[Records from a dataset]
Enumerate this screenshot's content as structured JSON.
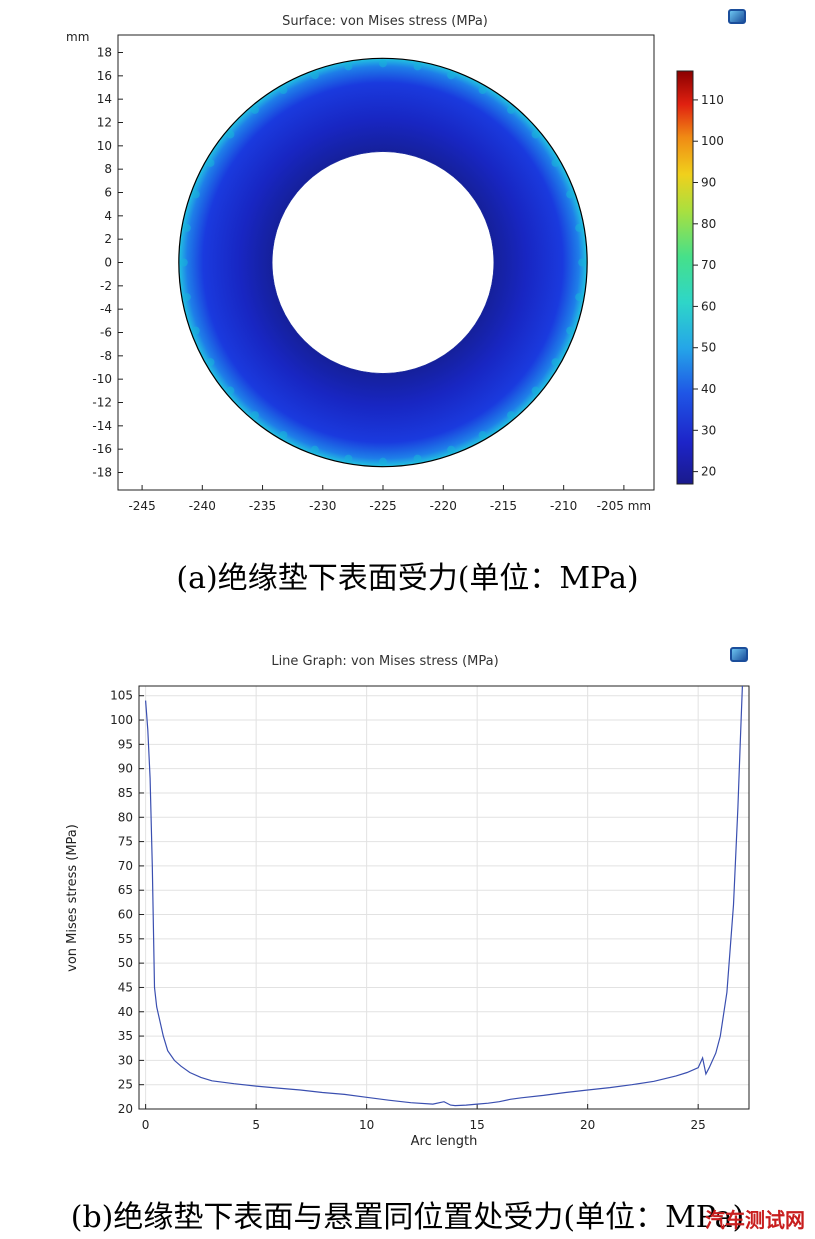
{
  "chart_data": [
    {
      "type": "heatmap",
      "title": "Surface: von Mises stress (MPa)",
      "unit_label": "mm",
      "x_ticks": [
        -245,
        -240,
        -235,
        -230,
        -225,
        -220,
        -215,
        -210,
        -205
      ],
      "x_unit": "mm",
      "y_ticks": [
        18,
        16,
        14,
        12,
        10,
        8,
        6,
        4,
        2,
        0,
        -2,
        -4,
        -6,
        -8,
        -10,
        -12,
        -14,
        -16,
        -18
      ],
      "xlim": [
        -247,
        -202.5
      ],
      "ylim": [
        -19.5,
        19.5
      ],
      "annulus": {
        "center": [
          -225,
          0
        ],
        "outer_radius": 17.5,
        "inner_radius": 9.5
      },
      "colorbar": {
        "range": [
          17,
          117
        ],
        "ticks": [
          110,
          100,
          90,
          80,
          70,
          60,
          50,
          40,
          30,
          20
        ]
      },
      "field_description_values": {
        "bulk_stress": 25,
        "edge_stress": 45,
        "max_stress": 117
      }
    },
    {
      "type": "line",
      "title": "Line Graph: von Mises stress (MPa)",
      "xlabel": "Arc length",
      "ylabel": "von Mises stress (MPa)",
      "xlim": [
        -0.3,
        27.3
      ],
      "ylim": [
        20,
        107
      ],
      "x_ticks": [
        0,
        5,
        10,
        15,
        20,
        25
      ],
      "y_ticks": [
        105,
        100,
        95,
        90,
        85,
        80,
        75,
        70,
        65,
        60,
        55,
        50,
        45,
        40,
        35,
        30,
        25,
        20
      ],
      "grid": true,
      "x": [
        0,
        0.1,
        0.2,
        0.3,
        0.4,
        0.5,
        0.6,
        0.8,
        1.0,
        1.3,
        1.6,
        2.0,
        2.5,
        3.0,
        4.0,
        5.0,
        6.0,
        7.0,
        8.0,
        9.0,
        10.0,
        11.0,
        12.0,
        13.0,
        13.5,
        13.8,
        14.0,
        14.5,
        15.0,
        15.5,
        16.0,
        16.5,
        17.0,
        18.0,
        19.0,
        20.0,
        21.0,
        22.0,
        23.0,
        24.0,
        24.5,
        25.0,
        25.2,
        25.35,
        25.5,
        25.8,
        26.0,
        26.3,
        26.6,
        26.8,
        26.9,
        27.0
      ],
      "y": [
        104,
        98,
        88,
        70,
        45,
        41,
        39,
        35,
        32,
        30,
        28.8,
        27.5,
        26.5,
        25.8,
        25.2,
        24.7,
        24.3,
        23.9,
        23.4,
        23.0,
        22.4,
        21.8,
        21.3,
        21.0,
        21.5,
        20.8,
        20.7,
        20.8,
        21.0,
        21.2,
        21.5,
        22.0,
        22.3,
        22.8,
        23.4,
        23.9,
        24.4,
        25.0,
        25.7,
        26.8,
        27.5,
        28.5,
        30.5,
        27.2,
        28.5,
        31.5,
        35,
        44,
        62,
        82,
        95,
        107
      ]
    }
  ],
  "captions": {
    "a": "(a)绝缘垫下表面受力(单位：MPa)",
    "b": "(b)绝缘垫下表面与悬置同位置处受力(单位：MPa)"
  },
  "watermark": "汽车测试网",
  "colors": {
    "line": "#3a4fb0",
    "ring_low": "#1a2ac8",
    "ring_edge": "#18b4d8",
    "ring_outline": "#000000",
    "colorbar_top": "#8b0000",
    "colorbar_bottom": "#1a1a8c"
  }
}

#### Exercise directions
Reproduce the records, all of them, word for word; omit the pictures.

#### Task output
Enumerate this screenshot's content as structured JSON.
{
  "chart_data": [
    {
      "type": "heatmap",
      "title": "Surface: von Mises stress (MPa)",
      "unit_label": "mm",
      "x_ticks": [
        -245,
        -240,
        -235,
        -230,
        -225,
        -220,
        -215,
        -210,
        -205
      ],
      "x_unit": "mm",
      "y_ticks": [
        18,
        16,
        14,
        12,
        10,
        8,
        6,
        4,
        2,
        0,
        -2,
        -4,
        -6,
        -8,
        -10,
        -12,
        -14,
        -16,
        -18
      ],
      "xlim": [
        -247,
        -202.5
      ],
      "ylim": [
        -19.5,
        19.5
      ],
      "annulus": {
        "center": [
          -225,
          0
        ],
        "outer_radius": 17.5,
        "inner_radius": 9.5
      },
      "colorbar": {
        "range": [
          17,
          117
        ],
        "ticks": [
          110,
          100,
          90,
          80,
          70,
          60,
          50,
          40,
          30,
          20
        ]
      },
      "field_description_values": {
        "bulk_stress": 25,
        "edge_stress": 45,
        "max_stress": 117
      }
    },
    {
      "type": "line",
      "title": "Line Graph: von Mises stress (MPa)",
      "xlabel": "Arc length",
      "ylabel": "von Mises stress (MPa)",
      "xlim": [
        -0.3,
        27.3
      ],
      "ylim": [
        20,
        107
      ],
      "x_ticks": [
        0,
        5,
        10,
        15,
        20,
        25
      ],
      "y_ticks": [
        105,
        100,
        95,
        90,
        85,
        80,
        75,
        70,
        65,
        60,
        55,
        50,
        45,
        40,
        35,
        30,
        25,
        20
      ],
      "grid": true,
      "x": [
        0,
        0.1,
        0.2,
        0.3,
        0.4,
        0.5,
        0.6,
        0.8,
        1.0,
        1.3,
        1.6,
        2.0,
        2.5,
        3.0,
        4.0,
        5.0,
        6.0,
        7.0,
        8.0,
        9.0,
        10.0,
        11.0,
        12.0,
        13.0,
        13.5,
        13.8,
        14.0,
        14.5,
        15.0,
        15.5,
        16.0,
        16.5,
        17.0,
        18.0,
        19.0,
        20.0,
        21.0,
        22.0,
        23.0,
        24.0,
        24.5,
        25.0,
        25.2,
        25.35,
        25.5,
        25.8,
        26.0,
        26.3,
        26.6,
        26.8,
        26.9,
        27.0
      ],
      "y": [
        104,
        98,
        88,
        70,
        45,
        41,
        39,
        35,
        32,
        30,
        28.8,
        27.5,
        26.5,
        25.8,
        25.2,
        24.7,
        24.3,
        23.9,
        23.4,
        23.0,
        22.4,
        21.8,
        21.3,
        21.0,
        21.5,
        20.8,
        20.7,
        20.8,
        21.0,
        21.2,
        21.5,
        22.0,
        22.3,
        22.8,
        23.4,
        23.9,
        24.4,
        25.0,
        25.7,
        26.8,
        27.5,
        28.5,
        30.5,
        27.2,
        28.5,
        31.5,
        35,
        44,
        62,
        82,
        95,
        107
      ]
    }
  ],
  "captions": {
    "a": "(a)绝缘垫下表面受力(单位：MPa)",
    "b": "(b)绝缘垫下表面与悬置同位置处受力(单位：MPa)"
  },
  "watermark": "汽车测试网",
  "colors": {
    "line": "#3a4fb0",
    "ring_low": "#1a2ac8",
    "ring_edge": "#18b4d8",
    "ring_outline": "#000000",
    "colorbar_top": "#8b0000",
    "colorbar_bottom": "#1a1a8c"
  }
}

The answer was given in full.